## Tarefas a realizar
#1 Responda com base no texto sobre o cessar-fogo entre EUA e Irã:
(a) Até que horário de Brasília Trump havia estabelecido o prazo para um acordo?
(b) Por quantas semanas o Paquistão pediu que esse prazo fosse estendido?
(c) Em que cidade ocorreu o ataque a uma ponte que, segundo a mídia estatal iraniana, deixou duas pessoas mortas?
#2 Retome o texto sobre o cessar-fogo entre EUA e Irã e dê continuidade a ele a partir da última frase.

## Texto do exercício
——————
O presidente dos Estados Unidos, Donald Trump, anunciou um cessar-fogo entre EUA e Irã após negociações com a liderança do Paquistão, desde que o governo iraniano permita a retomada do tráfego no Estreito de Ormuz.
Trump havia estabelecido um prazo até 21h (horário de Brasília) para um acordo, sob ameaça de genocídio. Segundo ele, caso não houvesse entendimento, “toda uma civilização morrerá esta noite”.
O Paquistão, que atua como mediador nas negociações, pediu que o prazo fosse estendido por duas semanas “para permitir que a diplomacia siga seu curso”. O presidente dos EUA evitou detalhar as conversas nesta terça-feira.
O Papa Leão XIV declarou que ameaças direcionadas à população iraniana são “inaceitáveis”. Já o secretário-geral da ONU se declarou “profundamente preocupado” com o tom recente das declarações no conflito.
Enquanto isso, a mídia estatal iraniana informou que duas pessoas morreram após um ataque a uma ponte na cidade de Kashan. O episódio ocorreu horas depois de Israel alertar a população iraniana a não utilizar trens “por razões de segurança”.
——————
## Listagem de dados
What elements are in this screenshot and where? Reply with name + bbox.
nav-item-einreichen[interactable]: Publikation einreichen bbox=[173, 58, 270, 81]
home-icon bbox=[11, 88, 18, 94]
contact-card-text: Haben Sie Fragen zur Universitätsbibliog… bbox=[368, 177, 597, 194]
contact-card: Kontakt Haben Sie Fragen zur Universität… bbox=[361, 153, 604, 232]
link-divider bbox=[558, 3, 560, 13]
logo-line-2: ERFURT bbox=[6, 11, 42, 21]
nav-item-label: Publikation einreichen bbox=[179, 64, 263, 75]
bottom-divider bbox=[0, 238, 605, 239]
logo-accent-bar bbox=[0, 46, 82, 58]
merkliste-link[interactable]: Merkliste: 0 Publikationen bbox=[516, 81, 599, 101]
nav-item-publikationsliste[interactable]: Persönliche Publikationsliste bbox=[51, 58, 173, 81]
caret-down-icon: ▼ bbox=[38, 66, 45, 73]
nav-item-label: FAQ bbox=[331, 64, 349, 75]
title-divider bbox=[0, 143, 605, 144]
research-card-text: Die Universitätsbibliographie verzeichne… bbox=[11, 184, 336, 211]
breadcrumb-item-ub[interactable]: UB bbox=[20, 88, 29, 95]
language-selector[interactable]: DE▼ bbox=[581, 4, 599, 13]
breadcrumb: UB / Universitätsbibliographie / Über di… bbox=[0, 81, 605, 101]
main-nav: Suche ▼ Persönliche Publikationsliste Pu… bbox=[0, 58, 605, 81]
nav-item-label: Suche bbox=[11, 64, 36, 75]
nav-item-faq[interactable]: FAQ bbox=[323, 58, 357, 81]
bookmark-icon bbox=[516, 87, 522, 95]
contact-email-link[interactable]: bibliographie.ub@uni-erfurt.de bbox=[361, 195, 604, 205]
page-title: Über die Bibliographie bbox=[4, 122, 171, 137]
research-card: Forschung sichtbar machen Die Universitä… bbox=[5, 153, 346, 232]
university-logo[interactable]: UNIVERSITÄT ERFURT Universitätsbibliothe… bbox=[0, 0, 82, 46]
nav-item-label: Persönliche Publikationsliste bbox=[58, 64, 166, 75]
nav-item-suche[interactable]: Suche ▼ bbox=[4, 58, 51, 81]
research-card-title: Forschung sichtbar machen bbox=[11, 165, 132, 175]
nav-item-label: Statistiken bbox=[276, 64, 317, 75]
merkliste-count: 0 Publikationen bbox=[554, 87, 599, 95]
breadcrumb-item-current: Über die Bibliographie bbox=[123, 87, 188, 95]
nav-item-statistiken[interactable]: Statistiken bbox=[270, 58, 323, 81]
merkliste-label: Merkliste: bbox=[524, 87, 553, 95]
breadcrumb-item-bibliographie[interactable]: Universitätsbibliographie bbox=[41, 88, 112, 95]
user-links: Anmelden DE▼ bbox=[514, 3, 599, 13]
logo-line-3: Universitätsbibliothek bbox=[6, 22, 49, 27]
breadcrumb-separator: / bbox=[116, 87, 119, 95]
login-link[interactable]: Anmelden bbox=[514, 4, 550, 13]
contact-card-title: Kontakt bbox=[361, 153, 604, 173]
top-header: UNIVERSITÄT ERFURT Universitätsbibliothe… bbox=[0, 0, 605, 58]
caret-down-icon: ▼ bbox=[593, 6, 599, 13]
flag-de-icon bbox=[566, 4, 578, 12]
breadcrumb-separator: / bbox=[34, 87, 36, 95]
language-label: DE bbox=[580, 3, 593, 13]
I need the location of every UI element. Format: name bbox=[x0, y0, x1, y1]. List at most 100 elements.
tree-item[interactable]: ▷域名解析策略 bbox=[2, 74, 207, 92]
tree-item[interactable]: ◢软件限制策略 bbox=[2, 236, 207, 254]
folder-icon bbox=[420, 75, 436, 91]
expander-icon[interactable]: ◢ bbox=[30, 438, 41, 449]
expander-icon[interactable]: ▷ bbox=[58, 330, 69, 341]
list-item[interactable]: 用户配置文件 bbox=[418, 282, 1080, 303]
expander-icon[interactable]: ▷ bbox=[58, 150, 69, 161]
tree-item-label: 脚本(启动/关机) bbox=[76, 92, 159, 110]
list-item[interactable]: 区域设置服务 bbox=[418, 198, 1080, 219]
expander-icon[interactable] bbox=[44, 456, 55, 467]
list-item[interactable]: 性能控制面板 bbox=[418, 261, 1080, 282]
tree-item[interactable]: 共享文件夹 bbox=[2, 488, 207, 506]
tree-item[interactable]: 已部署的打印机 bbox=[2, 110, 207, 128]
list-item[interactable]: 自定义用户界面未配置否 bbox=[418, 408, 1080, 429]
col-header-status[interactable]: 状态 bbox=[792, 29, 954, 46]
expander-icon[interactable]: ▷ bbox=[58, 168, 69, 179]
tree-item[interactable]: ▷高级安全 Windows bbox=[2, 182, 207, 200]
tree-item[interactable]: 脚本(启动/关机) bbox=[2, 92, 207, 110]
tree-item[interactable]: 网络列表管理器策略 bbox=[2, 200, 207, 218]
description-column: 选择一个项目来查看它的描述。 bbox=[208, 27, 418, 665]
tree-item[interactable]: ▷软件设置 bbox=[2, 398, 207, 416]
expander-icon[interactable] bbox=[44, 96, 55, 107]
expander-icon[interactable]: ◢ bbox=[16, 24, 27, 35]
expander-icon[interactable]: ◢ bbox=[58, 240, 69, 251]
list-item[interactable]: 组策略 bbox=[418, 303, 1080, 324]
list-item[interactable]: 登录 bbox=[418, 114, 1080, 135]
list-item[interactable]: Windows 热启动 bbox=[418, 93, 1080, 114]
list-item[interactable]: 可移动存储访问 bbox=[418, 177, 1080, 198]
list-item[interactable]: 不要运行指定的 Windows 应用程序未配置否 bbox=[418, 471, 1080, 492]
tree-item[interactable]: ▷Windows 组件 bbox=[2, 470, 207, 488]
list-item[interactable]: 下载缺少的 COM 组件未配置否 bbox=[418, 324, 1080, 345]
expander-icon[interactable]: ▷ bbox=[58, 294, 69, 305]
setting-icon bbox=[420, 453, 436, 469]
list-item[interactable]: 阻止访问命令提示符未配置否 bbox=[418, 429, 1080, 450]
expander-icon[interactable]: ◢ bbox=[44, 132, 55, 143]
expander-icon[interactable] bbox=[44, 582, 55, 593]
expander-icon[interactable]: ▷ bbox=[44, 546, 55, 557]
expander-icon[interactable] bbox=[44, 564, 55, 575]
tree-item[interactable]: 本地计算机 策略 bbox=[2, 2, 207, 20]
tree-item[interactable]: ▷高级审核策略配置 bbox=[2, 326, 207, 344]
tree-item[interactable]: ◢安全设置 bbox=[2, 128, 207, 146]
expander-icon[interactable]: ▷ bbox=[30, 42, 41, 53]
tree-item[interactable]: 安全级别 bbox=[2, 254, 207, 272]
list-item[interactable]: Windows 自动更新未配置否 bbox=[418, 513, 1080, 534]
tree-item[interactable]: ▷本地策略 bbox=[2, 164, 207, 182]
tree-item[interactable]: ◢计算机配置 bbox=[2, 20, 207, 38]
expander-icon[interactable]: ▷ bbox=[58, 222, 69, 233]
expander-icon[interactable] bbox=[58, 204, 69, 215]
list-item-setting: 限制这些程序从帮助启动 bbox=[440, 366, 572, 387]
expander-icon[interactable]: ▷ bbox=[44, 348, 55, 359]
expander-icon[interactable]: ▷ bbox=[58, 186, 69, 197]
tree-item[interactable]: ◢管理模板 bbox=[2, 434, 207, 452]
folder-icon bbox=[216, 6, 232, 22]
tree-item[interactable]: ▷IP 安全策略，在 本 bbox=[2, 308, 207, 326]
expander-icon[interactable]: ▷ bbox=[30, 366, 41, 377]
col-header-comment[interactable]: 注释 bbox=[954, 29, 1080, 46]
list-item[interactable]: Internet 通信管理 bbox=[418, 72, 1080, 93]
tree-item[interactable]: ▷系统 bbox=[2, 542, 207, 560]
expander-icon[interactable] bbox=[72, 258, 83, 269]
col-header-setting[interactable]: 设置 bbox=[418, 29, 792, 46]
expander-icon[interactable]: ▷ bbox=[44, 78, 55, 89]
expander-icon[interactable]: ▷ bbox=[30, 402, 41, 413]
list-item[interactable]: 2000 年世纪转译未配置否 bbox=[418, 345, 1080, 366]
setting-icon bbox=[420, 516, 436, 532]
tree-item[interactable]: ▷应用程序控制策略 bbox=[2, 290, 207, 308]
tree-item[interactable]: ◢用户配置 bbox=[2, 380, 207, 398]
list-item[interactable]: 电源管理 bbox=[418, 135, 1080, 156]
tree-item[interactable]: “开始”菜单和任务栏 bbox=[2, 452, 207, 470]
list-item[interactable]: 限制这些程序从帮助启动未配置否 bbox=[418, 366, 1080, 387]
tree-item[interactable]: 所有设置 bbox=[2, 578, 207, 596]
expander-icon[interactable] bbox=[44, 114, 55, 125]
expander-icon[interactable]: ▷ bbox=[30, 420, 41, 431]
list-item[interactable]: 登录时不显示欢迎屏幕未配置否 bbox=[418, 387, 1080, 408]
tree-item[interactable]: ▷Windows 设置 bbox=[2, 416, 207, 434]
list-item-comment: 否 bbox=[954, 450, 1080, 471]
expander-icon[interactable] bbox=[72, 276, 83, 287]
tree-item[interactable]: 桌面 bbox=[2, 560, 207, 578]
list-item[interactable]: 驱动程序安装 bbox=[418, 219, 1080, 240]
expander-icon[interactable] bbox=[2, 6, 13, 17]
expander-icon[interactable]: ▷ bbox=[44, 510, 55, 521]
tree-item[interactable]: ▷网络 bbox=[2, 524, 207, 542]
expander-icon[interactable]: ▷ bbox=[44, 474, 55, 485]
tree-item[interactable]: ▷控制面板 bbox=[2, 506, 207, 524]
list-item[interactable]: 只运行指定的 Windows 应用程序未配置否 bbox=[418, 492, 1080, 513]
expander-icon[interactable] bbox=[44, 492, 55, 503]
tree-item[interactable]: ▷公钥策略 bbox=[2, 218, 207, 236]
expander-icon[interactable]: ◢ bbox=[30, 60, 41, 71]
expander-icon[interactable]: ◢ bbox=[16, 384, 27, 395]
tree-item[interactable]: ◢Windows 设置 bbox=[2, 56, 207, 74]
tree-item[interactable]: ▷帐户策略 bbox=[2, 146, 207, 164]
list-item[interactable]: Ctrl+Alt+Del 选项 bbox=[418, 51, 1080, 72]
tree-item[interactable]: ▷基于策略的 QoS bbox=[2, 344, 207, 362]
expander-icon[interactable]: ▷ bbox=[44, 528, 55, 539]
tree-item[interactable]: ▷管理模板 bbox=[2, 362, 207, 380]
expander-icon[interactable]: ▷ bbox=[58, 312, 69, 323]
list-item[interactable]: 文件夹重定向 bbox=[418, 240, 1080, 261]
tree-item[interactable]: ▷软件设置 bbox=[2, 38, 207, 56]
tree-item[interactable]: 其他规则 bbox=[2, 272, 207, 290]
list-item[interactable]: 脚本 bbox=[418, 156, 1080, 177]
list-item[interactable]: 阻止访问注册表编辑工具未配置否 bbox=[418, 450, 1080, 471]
——————
## Respostas por tarefa
#1
(a) Até 21h.
(b) Por duas semanas.
(c) Em Kashan.

#2
“Com base em conversas com o primeiro-ministro Shehbaz Sharif e o marechal de campo Asim Munir, do Paquistão, nas quais eles me solicitaram que suspendesse o envio de forças destrutivas ao Irã esta noite, e desde que a República Islâmica do Irã concorde com a ABERTURA COMPLETA, IMEDIATA e SEGURA do Estreito de Ormuz, concordo em suspender o bombardeio e o ataque ao Irã por um período de duas semanas. Este será um CESSAR-FOGO bilateral!”, publicou Trump no Truth Social.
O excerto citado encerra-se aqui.